## Material supplied
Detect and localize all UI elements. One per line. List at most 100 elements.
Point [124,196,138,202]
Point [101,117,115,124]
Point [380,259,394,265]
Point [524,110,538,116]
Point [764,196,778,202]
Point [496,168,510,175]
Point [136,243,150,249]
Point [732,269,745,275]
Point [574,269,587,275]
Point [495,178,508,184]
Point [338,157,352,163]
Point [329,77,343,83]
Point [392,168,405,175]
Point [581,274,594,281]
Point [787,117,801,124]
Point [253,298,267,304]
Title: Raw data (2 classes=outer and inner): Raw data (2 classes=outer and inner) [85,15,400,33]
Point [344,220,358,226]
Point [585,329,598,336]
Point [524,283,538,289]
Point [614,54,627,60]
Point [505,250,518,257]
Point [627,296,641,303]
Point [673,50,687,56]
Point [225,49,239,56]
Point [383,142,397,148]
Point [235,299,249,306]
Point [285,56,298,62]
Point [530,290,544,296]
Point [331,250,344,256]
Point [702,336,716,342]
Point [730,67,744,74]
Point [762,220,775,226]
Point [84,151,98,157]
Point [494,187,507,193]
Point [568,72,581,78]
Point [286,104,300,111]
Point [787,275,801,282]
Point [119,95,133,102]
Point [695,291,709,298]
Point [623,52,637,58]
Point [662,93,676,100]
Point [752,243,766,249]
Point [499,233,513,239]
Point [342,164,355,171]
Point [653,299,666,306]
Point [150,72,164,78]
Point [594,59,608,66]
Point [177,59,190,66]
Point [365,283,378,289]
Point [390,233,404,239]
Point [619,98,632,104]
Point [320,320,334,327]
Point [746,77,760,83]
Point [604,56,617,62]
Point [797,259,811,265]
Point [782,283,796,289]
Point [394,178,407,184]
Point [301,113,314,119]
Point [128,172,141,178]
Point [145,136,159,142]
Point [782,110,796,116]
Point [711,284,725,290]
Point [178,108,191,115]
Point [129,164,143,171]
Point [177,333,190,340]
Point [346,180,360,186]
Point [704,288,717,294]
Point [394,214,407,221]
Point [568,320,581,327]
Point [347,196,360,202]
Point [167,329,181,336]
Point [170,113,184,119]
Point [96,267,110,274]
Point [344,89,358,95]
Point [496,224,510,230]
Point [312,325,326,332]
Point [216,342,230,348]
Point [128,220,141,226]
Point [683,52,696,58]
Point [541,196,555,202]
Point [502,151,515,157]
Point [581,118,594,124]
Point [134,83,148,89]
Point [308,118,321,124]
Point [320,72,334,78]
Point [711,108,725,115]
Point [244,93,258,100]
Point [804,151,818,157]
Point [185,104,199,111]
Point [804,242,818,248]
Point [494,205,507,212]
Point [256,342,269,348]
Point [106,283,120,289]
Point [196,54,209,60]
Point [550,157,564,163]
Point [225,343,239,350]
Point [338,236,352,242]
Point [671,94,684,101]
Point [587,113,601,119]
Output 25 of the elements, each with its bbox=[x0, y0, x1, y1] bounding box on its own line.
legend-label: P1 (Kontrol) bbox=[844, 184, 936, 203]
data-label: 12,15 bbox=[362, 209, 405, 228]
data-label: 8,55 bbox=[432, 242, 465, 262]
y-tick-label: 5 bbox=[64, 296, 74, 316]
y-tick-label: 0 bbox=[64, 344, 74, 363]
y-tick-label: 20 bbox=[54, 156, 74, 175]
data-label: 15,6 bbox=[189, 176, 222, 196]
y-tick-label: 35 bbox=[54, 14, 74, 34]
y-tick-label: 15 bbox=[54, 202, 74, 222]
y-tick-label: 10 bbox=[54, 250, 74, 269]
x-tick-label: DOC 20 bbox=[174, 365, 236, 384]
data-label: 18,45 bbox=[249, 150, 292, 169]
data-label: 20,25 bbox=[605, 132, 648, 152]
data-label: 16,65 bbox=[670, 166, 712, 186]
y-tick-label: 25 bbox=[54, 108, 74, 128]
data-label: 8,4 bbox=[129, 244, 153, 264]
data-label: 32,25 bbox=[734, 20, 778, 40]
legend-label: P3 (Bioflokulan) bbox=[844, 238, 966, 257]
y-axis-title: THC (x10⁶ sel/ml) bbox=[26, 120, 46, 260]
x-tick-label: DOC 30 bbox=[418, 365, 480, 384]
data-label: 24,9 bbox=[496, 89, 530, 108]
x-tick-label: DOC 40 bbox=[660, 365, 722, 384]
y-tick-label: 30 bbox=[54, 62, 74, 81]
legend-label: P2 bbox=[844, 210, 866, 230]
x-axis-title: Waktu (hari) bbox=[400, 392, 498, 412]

## What is needed
Can you reproduce the items above with "elements" replaced by "components" everywhere it appears, keeping everything else the same?

## Exercise result
Detect and localize all UI components. One per line. List at most 100 components.
Point [124,196,138,202]
Point [101,117,115,124]
Point [380,259,394,265]
Point [524,110,538,116]
Point [764,196,778,202]
Point [496,168,510,175]
Point [136,243,150,249]
Point [732,269,745,275]
Point [574,269,587,275]
Point [495,178,508,184]
Point [338,157,352,163]
Point [329,77,343,83]
Point [392,168,405,175]
Point [581,274,594,281]
Point [787,117,801,124]
Point [253,298,267,304]
Title: Raw data (2 classes=outer and inner): Raw data (2 classes=outer and inner) [85,15,400,33]
Point [344,220,358,226]
Point [585,329,598,336]
Point [524,283,538,289]
Point [614,54,627,60]
Point [505,250,518,257]
Point [627,296,641,303]
Point [673,50,687,56]
Point [225,49,239,56]
Point [383,142,397,148]
Point [235,299,249,306]
Point [285,56,298,62]
Point [530,290,544,296]
Point [331,250,344,256]
Point [702,336,716,342]
Point [730,67,744,74]
Point [762,220,775,226]
Point [84,151,98,157]
Point [494,187,507,193]
Point [568,72,581,78]
Point [286,104,300,111]
Point [787,275,801,282]
Point [119,95,133,102]
Point [695,291,709,298]
Point [623,52,637,58]
Point [662,93,676,100]
Point [752,243,766,249]
Point [499,233,513,239]
Point [342,164,355,171]
Point [653,299,666,306]
Point [150,72,164,78]
Point [594,59,608,66]
Point [177,59,190,66]
Point [365,283,378,289]
Point [390,233,404,239]
Point [619,98,632,104]
Point [320,320,334,327]
Point [746,77,760,83]
Point [604,56,617,62]
Point [797,259,811,265]
Point [782,283,796,289]
Point [394,178,407,184]
Point [301,113,314,119]
Point [128,172,141,178]
Point [145,136,159,142]
Point [782,110,796,116]
Point [711,284,725,290]
Point [178,108,191,115]
Point [129,164,143,171]
Point [177,333,190,340]
Point [346,180,360,186]
Point [704,288,717,294]
Point [394,214,407,221]
Point [568,320,581,327]
Point [347,196,360,202]
Point [167,329,181,336]
Point [170,113,184,119]
Point [96,267,110,274]
Point [344,89,358,95]
Point [496,224,510,230]
Point [312,325,326,332]
Point [216,342,230,348]
Point [128,220,141,226]
Point [683,52,696,58]
Point [541,196,555,202]
Point [502,151,515,157]
Point [581,118,594,124]
Point [134,83,148,89]
Point [308,118,321,124]
Point [320,72,334,78]
Point [711,108,725,115]
Point [244,93,258,100]
Point [804,151,818,157]
Point [185,104,199,111]
Point [804,242,818,248]
Point [494,205,507,212]
Point [256,342,269,348]
Point [106,283,120,289]
Point [196,54,209,60]
Point [550,157,564,163]
Point [225,343,239,350]
Point [338,236,352,242]
Point [671,94,684,101]
Point [587,113,601,119]
Output 25 of the components, each with its bbox=[x0, y0, x1, y1] bounding box on its own line.
legend-label: P1 (Kontrol) bbox=[844, 184, 936, 203]
data-label: 12,15 bbox=[362, 209, 405, 228]
data-label: 8,55 bbox=[432, 242, 465, 262]
y-tick-label: 5 bbox=[64, 296, 74, 316]
y-tick-label: 0 bbox=[64, 344, 74, 363]
y-tick-label: 20 bbox=[54, 156, 74, 175]
data-label: 15,6 bbox=[189, 176, 222, 196]
y-tick-label: 35 bbox=[54, 14, 74, 34]
y-tick-label: 15 bbox=[54, 202, 74, 222]
y-tick-label: 10 bbox=[54, 250, 74, 269]
x-tick-label: DOC 20 bbox=[174, 365, 236, 384]
data-label: 18,45 bbox=[249, 150, 292, 169]
data-label: 20,25 bbox=[605, 132, 648, 152]
data-label: 16,65 bbox=[670, 166, 712, 186]
y-tick-label: 25 bbox=[54, 108, 74, 128]
data-label: 8,4 bbox=[129, 244, 153, 264]
data-label: 32,25 bbox=[734, 20, 778, 40]
legend-label: P3 (Bioflokulan) bbox=[844, 238, 966, 257]
y-axis-title: THC (x10⁶ sel/ml) bbox=[26, 120, 46, 260]
x-tick-label: DOC 30 bbox=[418, 365, 480, 384]
data-label: 24,9 bbox=[496, 89, 530, 108]
x-tick-label: DOC 40 bbox=[660, 365, 722, 384]
y-tick-label: 30 bbox=[54, 62, 74, 81]
legend-label: P2 bbox=[844, 210, 866, 230]
x-axis-title: Waktu (hari) bbox=[400, 392, 498, 412]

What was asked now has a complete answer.